> _Brief_:
Convert the lines from the start of the rows through the line containing "data-point-1999 xyxy=(72,69,77,74)" into a Markdown table with two columns, Number and Line, leaving out any blank lines.

> _Supplied data_:

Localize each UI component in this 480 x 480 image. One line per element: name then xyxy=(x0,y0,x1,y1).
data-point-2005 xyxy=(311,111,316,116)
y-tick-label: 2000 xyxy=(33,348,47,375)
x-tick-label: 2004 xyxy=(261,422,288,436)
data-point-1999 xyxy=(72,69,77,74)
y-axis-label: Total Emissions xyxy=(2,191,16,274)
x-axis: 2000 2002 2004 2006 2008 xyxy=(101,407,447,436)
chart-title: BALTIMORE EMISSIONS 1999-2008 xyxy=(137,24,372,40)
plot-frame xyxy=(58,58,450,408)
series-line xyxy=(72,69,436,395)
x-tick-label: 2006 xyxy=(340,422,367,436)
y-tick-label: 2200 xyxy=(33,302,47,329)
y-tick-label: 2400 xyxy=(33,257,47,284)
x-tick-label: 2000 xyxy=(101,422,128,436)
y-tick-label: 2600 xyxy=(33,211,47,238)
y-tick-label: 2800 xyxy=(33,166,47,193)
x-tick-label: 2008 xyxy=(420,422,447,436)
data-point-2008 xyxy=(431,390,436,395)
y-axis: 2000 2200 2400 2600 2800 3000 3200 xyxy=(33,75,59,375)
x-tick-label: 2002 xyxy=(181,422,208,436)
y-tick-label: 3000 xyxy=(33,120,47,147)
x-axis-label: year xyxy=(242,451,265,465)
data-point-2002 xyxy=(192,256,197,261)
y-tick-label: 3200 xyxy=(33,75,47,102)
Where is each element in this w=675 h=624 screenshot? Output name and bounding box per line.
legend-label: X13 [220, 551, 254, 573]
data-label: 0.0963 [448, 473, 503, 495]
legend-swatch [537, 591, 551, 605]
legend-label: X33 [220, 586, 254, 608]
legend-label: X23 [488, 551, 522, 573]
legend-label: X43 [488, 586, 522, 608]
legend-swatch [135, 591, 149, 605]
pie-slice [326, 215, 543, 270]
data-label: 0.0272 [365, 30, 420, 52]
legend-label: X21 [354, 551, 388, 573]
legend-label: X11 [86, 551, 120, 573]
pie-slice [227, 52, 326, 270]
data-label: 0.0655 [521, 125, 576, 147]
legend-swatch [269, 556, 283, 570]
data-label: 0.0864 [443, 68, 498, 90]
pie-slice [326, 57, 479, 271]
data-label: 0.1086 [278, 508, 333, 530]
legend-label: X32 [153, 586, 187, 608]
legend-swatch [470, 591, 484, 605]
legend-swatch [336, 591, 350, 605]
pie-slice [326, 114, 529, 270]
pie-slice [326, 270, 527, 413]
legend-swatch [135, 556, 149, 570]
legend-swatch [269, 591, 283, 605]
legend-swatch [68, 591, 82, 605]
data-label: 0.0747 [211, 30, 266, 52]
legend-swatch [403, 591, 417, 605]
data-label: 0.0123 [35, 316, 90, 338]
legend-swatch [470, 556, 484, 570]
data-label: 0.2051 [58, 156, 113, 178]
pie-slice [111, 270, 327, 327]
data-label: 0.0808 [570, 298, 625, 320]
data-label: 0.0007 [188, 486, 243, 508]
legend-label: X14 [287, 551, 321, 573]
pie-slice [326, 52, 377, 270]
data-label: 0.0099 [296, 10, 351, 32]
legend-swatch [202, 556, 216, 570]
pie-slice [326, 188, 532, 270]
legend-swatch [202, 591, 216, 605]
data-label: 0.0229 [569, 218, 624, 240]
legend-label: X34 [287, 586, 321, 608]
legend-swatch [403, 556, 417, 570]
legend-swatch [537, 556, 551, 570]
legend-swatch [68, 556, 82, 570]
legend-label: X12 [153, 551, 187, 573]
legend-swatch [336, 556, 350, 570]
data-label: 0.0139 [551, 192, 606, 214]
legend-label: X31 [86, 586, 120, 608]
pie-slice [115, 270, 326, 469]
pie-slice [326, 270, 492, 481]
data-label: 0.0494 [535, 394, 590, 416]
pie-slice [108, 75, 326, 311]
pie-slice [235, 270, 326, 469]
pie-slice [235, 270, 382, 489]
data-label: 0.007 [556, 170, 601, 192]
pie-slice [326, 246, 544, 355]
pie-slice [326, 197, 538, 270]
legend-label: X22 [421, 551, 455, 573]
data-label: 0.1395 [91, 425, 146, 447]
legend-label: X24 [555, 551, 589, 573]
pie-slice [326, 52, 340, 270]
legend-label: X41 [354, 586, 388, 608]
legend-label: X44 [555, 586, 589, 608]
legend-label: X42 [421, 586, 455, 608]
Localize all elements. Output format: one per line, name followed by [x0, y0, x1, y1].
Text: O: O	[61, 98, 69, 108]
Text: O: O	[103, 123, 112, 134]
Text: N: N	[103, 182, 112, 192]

> _Completed task_:
| Number | Line |
|---|---|
| 1 | Localize each UI component in this 480 x 480 image. One line per element: name then xyxy=(x0,y0,x1,y1). |
| 2 | data-point-2005 xyxy=(311,111,316,116) |
| 3 | y-tick-label: 2000 xyxy=(33,348,47,375) |
| 4 | x-tick-label: 2004 xyxy=(261,422,288,436) |
| 5 | data-point-1999 xyxy=(72,69,77,74) |